Problème posé: Recopiez à l'identique les lignes des entrées ci-dessous, de la ligne qui contient « back-button[interactable] [12,44,44,76] » jusqu'à celle qui contient « wifi-icon [385,5,403,23] », ces deux lignes incluses.

[Entrées de données enregistrées]
%%

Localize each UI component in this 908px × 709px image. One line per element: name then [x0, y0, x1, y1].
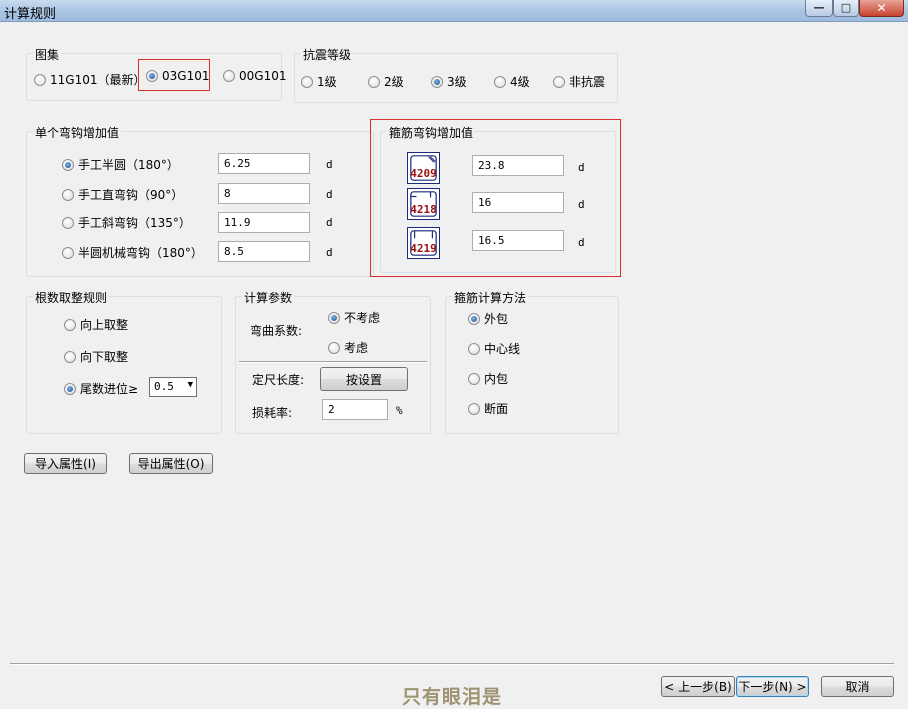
seismic-option-4[interactable]: 4级	[494, 73, 530, 90]
import-properties-button[interactable]: 导入属性(I)	[24, 453, 107, 474]
radio-indicator	[62, 246, 74, 259]
stirrup-4219-icon[interactable]: 4219	[407, 227, 440, 259]
close-icon: ✕	[876, 1, 887, 15]
export-properties-button[interactable]: 导出属性(O)	[129, 453, 213, 474]
radio-indicator	[62, 158, 74, 171]
radio-indicator	[553, 75, 565, 88]
hook-half-circle-unit: d	[326, 158, 333, 171]
hook-oblique-unit: d	[326, 216, 333, 229]
hook-half-circle-input[interactable]: 6.25	[218, 153, 310, 174]
stirrup-method-section[interactable]: 断面	[468, 400, 508, 417]
rounding-legend: 根数取整规则	[33, 289, 110, 306]
atlas-option-03g101[interactable]: 03G101	[146, 69, 209, 83]
dropdown-arrow-icon: ▼	[187, 380, 193, 390]
bend-option-consider[interactable]: 考虑	[328, 339, 368, 356]
radio-indicator	[368, 75, 380, 88]
radio-indicator	[223, 70, 235, 82]
radio-indicator	[468, 372, 480, 385]
radio-indicator	[328, 341, 340, 354]
radio-indicator	[64, 318, 76, 331]
hook-straight-input[interactable]: 8	[218, 183, 310, 204]
hook-mechanical-input[interactable]: 8.5	[218, 241, 310, 262]
bend-coefficient-label: 弯曲系数:	[250, 324, 303, 338]
minimize-icon: —	[813, 1, 825, 14]
hook-mechanical-unit: d	[326, 246, 333, 259]
calc-params-separator	[239, 361, 427, 363]
atlas-option-00g101[interactable]: 00G101	[223, 69, 286, 83]
radio-indicator	[468, 342, 480, 355]
radio-indicator	[468, 402, 480, 415]
stirrup-method-legend: 箍筋计算方法	[452, 289, 529, 306]
radio-indicator	[62, 216, 74, 229]
maximize-icon: □	[840, 1, 852, 14]
next-step-button[interactable]: 下一步(N) >	[736, 676, 809, 697]
stirrup-4218-unit: d	[578, 198, 585, 211]
cancel-button[interactable]: 取消	[821, 676, 894, 697]
hook-option-mechanical[interactable]: 半圆机械弯钩（180°）	[62, 244, 203, 261]
stirrup-4209-icon[interactable]: 4209	[407, 152, 440, 184]
dialog-body: 图集 11G101（最新） 03G101 00G101 抗震等级 1级 2级 3…	[6, 22, 902, 709]
atlas-option-11g101[interactable]: 11G101（最新）	[34, 71, 145, 88]
hook-option-oblique[interactable]: 手工斜弯钩（135°）	[62, 214, 191, 231]
radio-indicator	[301, 75, 313, 88]
hook-option-straight[interactable]: 手工直弯钩（90°）	[62, 186, 183, 203]
footer-separator	[10, 663, 894, 665]
radio-indicator	[431, 75, 443, 88]
minimize-button[interactable]: —	[805, 0, 833, 17]
title-bar: 计算规则 — □ ✕	[0, 0, 908, 22]
radio-indicator	[328, 311, 340, 324]
stirrup-method-inner[interactable]: 内包	[468, 370, 508, 387]
atlas-legend: 图集	[33, 46, 62, 63]
rounding-option-up[interactable]: 向上取整	[64, 316, 128, 333]
loss-rate-input[interactable]: 2	[322, 399, 388, 420]
stirrup-method-outer[interactable]: 外包	[468, 310, 508, 327]
hook-straight-unit: d	[326, 188, 333, 201]
previous-step-button[interactable]: < 上一步(B)	[661, 676, 735, 697]
radio-indicator	[34, 73, 46, 86]
maximize-button[interactable]: □	[833, 0, 859, 17]
hook-oblique-input[interactable]: 11.9	[218, 212, 310, 233]
radio-indicator	[468, 312, 480, 325]
stirrup-4219-unit: d	[578, 236, 585, 249]
stirrup-4218-input[interactable]: 16	[472, 192, 564, 213]
close-button[interactable]: ✕	[859, 0, 904, 17]
window-title: 计算规则	[4, 7, 57, 22]
stirrup-4209-input[interactable]: 23.8	[472, 155, 564, 176]
stirrup-method-center[interactable]: 中心线	[468, 340, 520, 357]
seismic-legend: 抗震等级	[301, 46, 354, 63]
rounding-option-carry[interactable]: 尾数进位≥	[64, 380, 138, 397]
fixed-length-label: 定尺长度:	[252, 373, 305, 387]
radio-indicator	[146, 70, 158, 82]
calc-params-legend: 计算参数	[242, 289, 295, 306]
rounding-threshold-select[interactable]: 0.5 ▼	[149, 377, 197, 397]
radio-indicator	[64, 382, 76, 395]
stirrup-hook-legend: 箍筋弯钩增加值	[387, 124, 476, 141]
seismic-option-2[interactable]: 2级	[368, 73, 404, 90]
seismic-option-none[interactable]: 非抗震	[553, 73, 605, 90]
stirrup-4218-icon[interactable]: 4218	[407, 188, 440, 220]
fixed-length-settings-button[interactable]: 按设置	[320, 367, 408, 391]
hook-option-half-circle[interactable]: 手工半圆（180°）	[62, 156, 179, 173]
radio-indicator	[62, 188, 74, 201]
loss-rate-unit: %	[396, 404, 403, 417]
stirrup-4209-unit: d	[578, 161, 585, 174]
radio-indicator	[64, 350, 76, 363]
bend-option-ignore[interactable]: 不考虑	[328, 309, 380, 326]
seismic-option-1[interactable]: 1级	[301, 73, 337, 90]
stirrup-4219-input[interactable]: 16.5	[472, 230, 564, 251]
watermark-text: 只有眼泪是	[402, 686, 503, 708]
loss-rate-label: 损耗率:	[252, 406, 293, 420]
rounding-option-down[interactable]: 向下取整	[64, 348, 128, 365]
seismic-option-3[interactable]: 3级	[431, 73, 467, 90]
radio-indicator	[494, 75, 506, 88]
hook-legend: 单个弯钩增加值	[33, 124, 122, 141]
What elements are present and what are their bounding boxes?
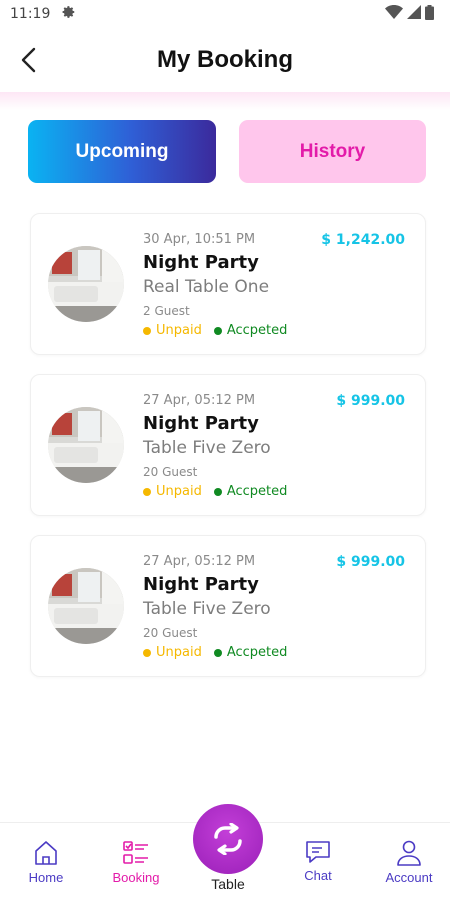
back-button[interactable] [12,44,44,76]
payment-status-label: Unpaid [156,645,202,660]
nav-item-chat[interactable]: Chat [278,839,358,883]
booking-title: Night Party [143,413,259,434]
booking-date: 30 Apr, 10:51 PM [143,232,256,247]
status-dot-icon [213,326,222,335]
booking-price: $ 1,242.00 [321,232,405,248]
nav-label-booking: Booking [112,870,160,885]
venue-thumbnail-image [48,568,124,644]
page-title: My Booking [157,46,293,73]
booking-price: $ 999.00 [336,554,405,570]
booking-status-row: Unpaid Accpeted [143,645,287,660]
payment-status-label: Unpaid [156,323,202,338]
nav-label-table: Table [211,876,245,892]
nav-item-home[interactable]: Home [6,839,86,885]
tab-upcoming[interactable]: Upcoming [28,120,216,183]
status-dot-icon [143,487,151,496]
home-icon [35,841,57,865]
settings-gear-icon [62,5,76,23]
header-divider [0,92,450,110]
account-icon [397,840,421,866]
wifi-icon [385,5,403,23]
nav-item-booking[interactable]: Booking [96,839,176,885]
status-dot-icon [143,648,151,657]
battery-icon [425,4,434,24]
payment-status-label: Unpaid [156,484,202,499]
booking-list-icon [123,841,148,864]
nav-label-chat: Chat [304,868,332,883]
booking-date: 27 Apr, 05:12 PM [143,554,256,569]
payment-status-badge: Unpaid [143,645,202,660]
booking-price: $ 999.00 [336,393,405,409]
booking-status-row: Unpaid Accpeted [143,323,287,338]
status-dot-icon [213,648,222,657]
booking-status-label: Accpeted [226,323,288,338]
booking-card[interactable]: 30 Apr, 10:51 PM $ 1,242.00 Night Party … [30,213,426,355]
booking-title: Night Party [143,252,259,273]
app-header: My Booking [0,28,450,92]
signal-icon [407,5,421,23]
nav-label-home: Home [28,870,64,885]
booking-table-name: Real Table One [143,277,270,297]
status-time: 11:19 [10,6,51,22]
booking-date: 27 Apr, 05:12 PM [143,393,256,408]
booking-status-row: Unpaid Accpeted [143,484,287,499]
venue-thumbnail-image [48,407,124,483]
booking-status-label: Accpeted [226,645,288,660]
venue-thumbnail-image [48,246,124,322]
status-dot-icon [213,487,222,496]
booking-guests: 20 Guest [143,626,198,640]
booking-card[interactable]: 27 Apr, 05:12 PM $ 999.00 Night Party Ta… [30,374,426,516]
nav-item-account[interactable]: Account [369,839,449,885]
booking-card[interactable]: 27 Apr, 05:12 PM $ 999.00 Night Party Ta… [30,535,426,677]
back-arrow-icon [21,47,36,73]
nav-table-button[interactable] [193,804,263,874]
payment-status-badge: Unpaid [143,323,202,338]
table-swap-icon [214,823,242,855]
status-bar: 11:19 [0,0,450,28]
booking-status-badge: Accpeted [213,484,288,499]
booking-title: Night Party [143,574,259,595]
tab-history[interactable]: History [239,120,426,183]
payment-status-badge: Unpaid [143,484,202,499]
booking-status-badge: Accpeted [213,645,288,660]
chat-icon [306,841,330,863]
booking-guests: 2 Guest [143,304,190,318]
booking-table-name: Table Five Zero [143,438,271,458]
booking-table-name: Table Five Zero [143,599,271,619]
status-dot-icon [143,326,151,335]
booking-status-label: Accpeted [226,484,288,499]
nav-label-account: Account [385,870,433,885]
booking-guests: 20 Guest [143,465,198,479]
booking-status-badge: Accpeted [213,323,288,338]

%%

Réponse:
back-button[interactable] [12,44,44,76]
payment-status-label: Unpaid [156,645,202,660]
nav-item-chat[interactable]: Chat [278,839,358,883]
booking-title: Night Party [143,413,259,434]
booking-date: 30 Apr, 10:51 PM [143,232,256,247]
status-dot-icon [213,326,222,335]
booking-price: $ 1,242.00 [321,232,405,248]
nav-label-booking: Booking [112,870,160,885]
venue-thumbnail-image [48,568,124,644]
page-title: My Booking [157,46,293,73]
booking-price: $ 999.00 [336,554,405,570]
booking-status-row: Unpaid Accpeted [143,645,287,660]
payment-status-label: Unpaid [156,323,202,338]
nav-label-table: Table [211,876,245,892]
nav-item-home[interactable]: Home [6,839,86,885]
tab-upcoming[interactable]: Upcoming [28,120,216,183]
status-dot-icon [143,487,151,496]
home-icon [35,841,57,865]
settings-gear-icon [62,5,76,23]
header-divider [0,92,450,110]
account-icon [397,840,421,866]
wifi-icon [385,5,403,23]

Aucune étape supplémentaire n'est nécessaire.